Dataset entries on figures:
▽

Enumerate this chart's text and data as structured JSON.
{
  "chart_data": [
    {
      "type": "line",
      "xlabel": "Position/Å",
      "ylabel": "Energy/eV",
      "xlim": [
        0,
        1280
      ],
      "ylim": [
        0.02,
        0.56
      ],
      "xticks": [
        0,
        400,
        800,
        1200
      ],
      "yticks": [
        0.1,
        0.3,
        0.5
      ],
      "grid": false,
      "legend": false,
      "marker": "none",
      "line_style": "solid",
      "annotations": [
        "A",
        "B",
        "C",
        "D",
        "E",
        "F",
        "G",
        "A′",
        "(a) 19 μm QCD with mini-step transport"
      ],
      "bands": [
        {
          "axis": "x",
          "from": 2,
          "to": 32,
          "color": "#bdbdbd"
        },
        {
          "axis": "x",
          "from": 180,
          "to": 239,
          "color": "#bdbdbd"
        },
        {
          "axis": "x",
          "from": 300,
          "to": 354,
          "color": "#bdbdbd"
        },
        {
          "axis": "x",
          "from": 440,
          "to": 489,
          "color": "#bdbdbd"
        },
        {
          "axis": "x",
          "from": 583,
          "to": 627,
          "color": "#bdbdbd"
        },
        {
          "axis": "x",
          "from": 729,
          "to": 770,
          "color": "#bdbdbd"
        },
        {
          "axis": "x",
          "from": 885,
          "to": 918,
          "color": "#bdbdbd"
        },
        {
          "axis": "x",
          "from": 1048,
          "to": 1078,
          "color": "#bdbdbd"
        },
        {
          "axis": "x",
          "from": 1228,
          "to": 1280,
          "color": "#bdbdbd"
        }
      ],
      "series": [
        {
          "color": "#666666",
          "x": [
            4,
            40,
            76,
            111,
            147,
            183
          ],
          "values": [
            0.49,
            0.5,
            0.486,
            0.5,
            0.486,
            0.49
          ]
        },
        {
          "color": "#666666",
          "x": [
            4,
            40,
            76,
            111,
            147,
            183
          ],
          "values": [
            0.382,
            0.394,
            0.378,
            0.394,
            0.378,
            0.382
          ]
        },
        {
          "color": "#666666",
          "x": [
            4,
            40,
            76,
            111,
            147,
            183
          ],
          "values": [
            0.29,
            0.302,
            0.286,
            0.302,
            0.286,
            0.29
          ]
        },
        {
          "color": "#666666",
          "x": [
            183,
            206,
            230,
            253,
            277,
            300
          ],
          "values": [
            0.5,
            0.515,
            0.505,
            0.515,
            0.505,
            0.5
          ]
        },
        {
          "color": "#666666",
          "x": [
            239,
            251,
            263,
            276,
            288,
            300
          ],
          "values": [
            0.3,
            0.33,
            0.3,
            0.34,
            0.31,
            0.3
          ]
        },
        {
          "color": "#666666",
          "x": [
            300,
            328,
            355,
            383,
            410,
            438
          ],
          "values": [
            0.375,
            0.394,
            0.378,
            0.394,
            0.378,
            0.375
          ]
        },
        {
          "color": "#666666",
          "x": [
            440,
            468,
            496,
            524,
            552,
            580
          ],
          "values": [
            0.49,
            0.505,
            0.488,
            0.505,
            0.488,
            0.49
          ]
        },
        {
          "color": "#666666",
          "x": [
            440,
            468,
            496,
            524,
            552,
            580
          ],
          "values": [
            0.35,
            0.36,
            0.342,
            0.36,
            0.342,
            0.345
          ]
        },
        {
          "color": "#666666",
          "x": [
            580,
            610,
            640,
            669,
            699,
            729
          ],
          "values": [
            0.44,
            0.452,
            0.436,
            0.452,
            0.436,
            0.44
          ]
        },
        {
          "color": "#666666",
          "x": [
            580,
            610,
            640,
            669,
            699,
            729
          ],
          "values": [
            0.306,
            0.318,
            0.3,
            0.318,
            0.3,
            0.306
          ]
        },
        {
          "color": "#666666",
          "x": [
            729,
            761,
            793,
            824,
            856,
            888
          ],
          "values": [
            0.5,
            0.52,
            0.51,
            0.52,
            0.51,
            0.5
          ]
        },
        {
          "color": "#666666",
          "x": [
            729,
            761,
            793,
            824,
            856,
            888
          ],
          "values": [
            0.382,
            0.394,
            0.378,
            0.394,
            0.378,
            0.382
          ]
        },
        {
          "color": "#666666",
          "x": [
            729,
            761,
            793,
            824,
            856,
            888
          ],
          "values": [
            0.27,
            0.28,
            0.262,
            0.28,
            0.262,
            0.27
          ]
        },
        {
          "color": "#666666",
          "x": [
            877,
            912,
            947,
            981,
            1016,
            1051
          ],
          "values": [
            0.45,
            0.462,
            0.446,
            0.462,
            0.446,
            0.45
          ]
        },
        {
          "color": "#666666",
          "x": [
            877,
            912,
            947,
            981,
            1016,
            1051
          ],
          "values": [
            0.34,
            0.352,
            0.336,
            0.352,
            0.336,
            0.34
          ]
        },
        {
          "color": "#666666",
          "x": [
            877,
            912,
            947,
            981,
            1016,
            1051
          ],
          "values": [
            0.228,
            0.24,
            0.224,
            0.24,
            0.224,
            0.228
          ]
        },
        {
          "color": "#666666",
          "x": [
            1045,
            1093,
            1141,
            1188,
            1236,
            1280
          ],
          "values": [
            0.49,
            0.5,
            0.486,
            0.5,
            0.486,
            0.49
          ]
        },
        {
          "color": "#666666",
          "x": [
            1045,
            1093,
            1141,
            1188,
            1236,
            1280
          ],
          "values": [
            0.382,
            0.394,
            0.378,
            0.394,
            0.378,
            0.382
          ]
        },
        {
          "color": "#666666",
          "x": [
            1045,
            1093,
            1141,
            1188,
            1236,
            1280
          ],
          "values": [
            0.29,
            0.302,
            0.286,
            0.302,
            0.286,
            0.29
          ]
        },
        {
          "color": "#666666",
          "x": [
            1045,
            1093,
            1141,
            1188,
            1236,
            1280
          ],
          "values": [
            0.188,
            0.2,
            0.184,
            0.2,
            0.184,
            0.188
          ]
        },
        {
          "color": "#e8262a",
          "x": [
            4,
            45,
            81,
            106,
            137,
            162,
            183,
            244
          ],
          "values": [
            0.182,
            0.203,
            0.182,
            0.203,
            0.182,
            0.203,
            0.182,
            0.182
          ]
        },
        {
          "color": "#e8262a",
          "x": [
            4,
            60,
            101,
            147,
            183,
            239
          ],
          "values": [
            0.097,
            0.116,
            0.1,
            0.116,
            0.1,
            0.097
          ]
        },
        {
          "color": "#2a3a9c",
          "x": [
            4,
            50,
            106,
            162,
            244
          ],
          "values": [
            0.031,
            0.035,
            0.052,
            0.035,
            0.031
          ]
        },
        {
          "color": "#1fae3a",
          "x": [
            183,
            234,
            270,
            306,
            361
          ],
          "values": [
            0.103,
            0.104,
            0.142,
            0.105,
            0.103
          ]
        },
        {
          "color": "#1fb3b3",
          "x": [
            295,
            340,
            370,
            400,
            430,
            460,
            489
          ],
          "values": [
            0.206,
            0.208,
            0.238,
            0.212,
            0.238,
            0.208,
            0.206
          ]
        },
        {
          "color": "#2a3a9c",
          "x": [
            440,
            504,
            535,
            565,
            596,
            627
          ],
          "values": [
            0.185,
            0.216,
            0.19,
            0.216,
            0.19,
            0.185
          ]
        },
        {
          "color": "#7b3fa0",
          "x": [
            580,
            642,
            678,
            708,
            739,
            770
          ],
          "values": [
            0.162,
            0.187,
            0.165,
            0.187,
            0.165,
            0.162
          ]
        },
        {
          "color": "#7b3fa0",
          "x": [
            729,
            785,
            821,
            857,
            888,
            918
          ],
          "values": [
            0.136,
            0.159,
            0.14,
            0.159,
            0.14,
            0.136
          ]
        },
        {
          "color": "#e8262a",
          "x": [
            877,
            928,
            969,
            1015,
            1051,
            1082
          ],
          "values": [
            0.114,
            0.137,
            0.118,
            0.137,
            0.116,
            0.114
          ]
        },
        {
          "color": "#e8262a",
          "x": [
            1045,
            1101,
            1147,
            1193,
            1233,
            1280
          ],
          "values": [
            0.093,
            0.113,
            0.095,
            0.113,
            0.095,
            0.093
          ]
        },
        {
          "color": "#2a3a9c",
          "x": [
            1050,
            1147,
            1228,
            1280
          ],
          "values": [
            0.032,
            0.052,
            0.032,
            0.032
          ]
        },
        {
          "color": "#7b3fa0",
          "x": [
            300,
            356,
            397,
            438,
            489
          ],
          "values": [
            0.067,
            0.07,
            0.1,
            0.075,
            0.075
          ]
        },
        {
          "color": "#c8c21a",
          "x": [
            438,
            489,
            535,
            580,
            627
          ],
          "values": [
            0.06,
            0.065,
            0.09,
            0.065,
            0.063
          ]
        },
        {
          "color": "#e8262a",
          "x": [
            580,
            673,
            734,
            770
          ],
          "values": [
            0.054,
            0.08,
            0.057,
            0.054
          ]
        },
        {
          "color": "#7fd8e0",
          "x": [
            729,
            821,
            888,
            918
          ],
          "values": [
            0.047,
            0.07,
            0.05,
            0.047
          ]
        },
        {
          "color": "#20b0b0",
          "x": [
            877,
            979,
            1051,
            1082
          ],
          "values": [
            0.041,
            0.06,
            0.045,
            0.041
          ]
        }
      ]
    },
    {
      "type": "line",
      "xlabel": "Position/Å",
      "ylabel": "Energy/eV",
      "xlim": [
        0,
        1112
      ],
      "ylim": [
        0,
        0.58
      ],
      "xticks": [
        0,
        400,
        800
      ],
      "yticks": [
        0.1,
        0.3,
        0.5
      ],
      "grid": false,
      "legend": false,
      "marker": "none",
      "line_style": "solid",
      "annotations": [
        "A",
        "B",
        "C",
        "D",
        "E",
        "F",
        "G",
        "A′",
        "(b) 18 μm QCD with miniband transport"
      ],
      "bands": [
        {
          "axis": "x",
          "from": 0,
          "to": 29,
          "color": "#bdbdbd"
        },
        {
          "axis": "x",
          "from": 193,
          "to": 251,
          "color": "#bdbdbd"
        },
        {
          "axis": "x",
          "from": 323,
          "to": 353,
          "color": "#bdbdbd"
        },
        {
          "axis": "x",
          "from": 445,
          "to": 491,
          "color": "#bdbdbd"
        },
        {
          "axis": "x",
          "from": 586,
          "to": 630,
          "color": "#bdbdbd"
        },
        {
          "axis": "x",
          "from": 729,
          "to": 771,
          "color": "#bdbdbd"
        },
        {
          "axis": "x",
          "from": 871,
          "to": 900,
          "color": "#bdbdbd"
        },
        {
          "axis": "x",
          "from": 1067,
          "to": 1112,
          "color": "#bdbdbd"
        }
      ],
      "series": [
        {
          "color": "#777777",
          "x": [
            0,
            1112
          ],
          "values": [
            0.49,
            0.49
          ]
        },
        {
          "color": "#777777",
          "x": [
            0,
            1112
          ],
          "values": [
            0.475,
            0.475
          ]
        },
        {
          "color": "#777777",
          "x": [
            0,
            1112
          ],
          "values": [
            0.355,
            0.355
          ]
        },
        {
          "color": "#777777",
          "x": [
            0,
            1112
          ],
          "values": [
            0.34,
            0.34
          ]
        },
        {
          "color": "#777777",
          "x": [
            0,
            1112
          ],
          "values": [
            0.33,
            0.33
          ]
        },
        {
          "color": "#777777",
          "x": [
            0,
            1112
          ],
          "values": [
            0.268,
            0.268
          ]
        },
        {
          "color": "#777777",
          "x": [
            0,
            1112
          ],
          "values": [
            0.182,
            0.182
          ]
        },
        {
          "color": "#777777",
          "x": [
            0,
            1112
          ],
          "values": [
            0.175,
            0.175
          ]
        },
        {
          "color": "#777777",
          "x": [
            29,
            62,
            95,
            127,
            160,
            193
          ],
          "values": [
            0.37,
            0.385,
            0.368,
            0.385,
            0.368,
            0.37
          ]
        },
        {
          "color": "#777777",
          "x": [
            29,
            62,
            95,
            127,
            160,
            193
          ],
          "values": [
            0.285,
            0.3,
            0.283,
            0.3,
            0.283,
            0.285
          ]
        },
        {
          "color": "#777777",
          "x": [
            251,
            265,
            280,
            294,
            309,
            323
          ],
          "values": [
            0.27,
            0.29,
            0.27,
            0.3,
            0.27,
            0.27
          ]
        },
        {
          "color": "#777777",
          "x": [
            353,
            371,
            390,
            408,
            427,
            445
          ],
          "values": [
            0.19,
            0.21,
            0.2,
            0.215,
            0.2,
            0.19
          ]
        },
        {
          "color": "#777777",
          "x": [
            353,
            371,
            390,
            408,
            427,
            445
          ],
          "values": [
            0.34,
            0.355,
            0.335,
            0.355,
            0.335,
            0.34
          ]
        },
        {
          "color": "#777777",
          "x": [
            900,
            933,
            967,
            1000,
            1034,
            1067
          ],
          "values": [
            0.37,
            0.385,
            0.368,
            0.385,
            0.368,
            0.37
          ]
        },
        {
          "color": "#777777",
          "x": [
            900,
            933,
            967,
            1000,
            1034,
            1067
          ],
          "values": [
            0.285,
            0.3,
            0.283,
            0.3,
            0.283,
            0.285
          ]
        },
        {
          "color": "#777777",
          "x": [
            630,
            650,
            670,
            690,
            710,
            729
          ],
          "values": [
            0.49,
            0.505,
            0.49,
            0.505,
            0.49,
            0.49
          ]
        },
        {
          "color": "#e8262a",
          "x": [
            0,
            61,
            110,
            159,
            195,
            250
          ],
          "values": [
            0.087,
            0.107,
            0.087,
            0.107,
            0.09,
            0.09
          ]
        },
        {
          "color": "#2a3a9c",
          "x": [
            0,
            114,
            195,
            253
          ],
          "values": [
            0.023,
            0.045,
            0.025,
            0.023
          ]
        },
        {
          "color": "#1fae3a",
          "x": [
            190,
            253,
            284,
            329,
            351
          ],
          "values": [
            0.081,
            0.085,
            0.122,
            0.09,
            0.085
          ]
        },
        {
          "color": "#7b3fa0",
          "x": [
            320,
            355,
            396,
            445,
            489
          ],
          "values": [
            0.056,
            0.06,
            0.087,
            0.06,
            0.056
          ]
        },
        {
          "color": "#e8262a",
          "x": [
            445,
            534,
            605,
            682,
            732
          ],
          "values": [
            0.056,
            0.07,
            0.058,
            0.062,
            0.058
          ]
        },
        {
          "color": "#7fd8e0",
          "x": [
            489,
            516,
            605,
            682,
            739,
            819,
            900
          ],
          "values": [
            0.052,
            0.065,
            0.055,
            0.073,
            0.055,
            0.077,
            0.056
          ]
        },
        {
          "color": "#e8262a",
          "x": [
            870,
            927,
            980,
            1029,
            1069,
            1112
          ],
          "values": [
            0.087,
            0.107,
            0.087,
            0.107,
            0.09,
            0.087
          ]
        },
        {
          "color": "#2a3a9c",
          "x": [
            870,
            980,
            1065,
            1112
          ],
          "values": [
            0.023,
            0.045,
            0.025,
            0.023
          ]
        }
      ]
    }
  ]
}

△

= What is being asked =
Find the word "with" in the material, then list each line that holds it.

= Output for this exercise =
        "(a) 19 μm QCD with mini-step transport"
        "(b) 18 μm QCD with miniband transport"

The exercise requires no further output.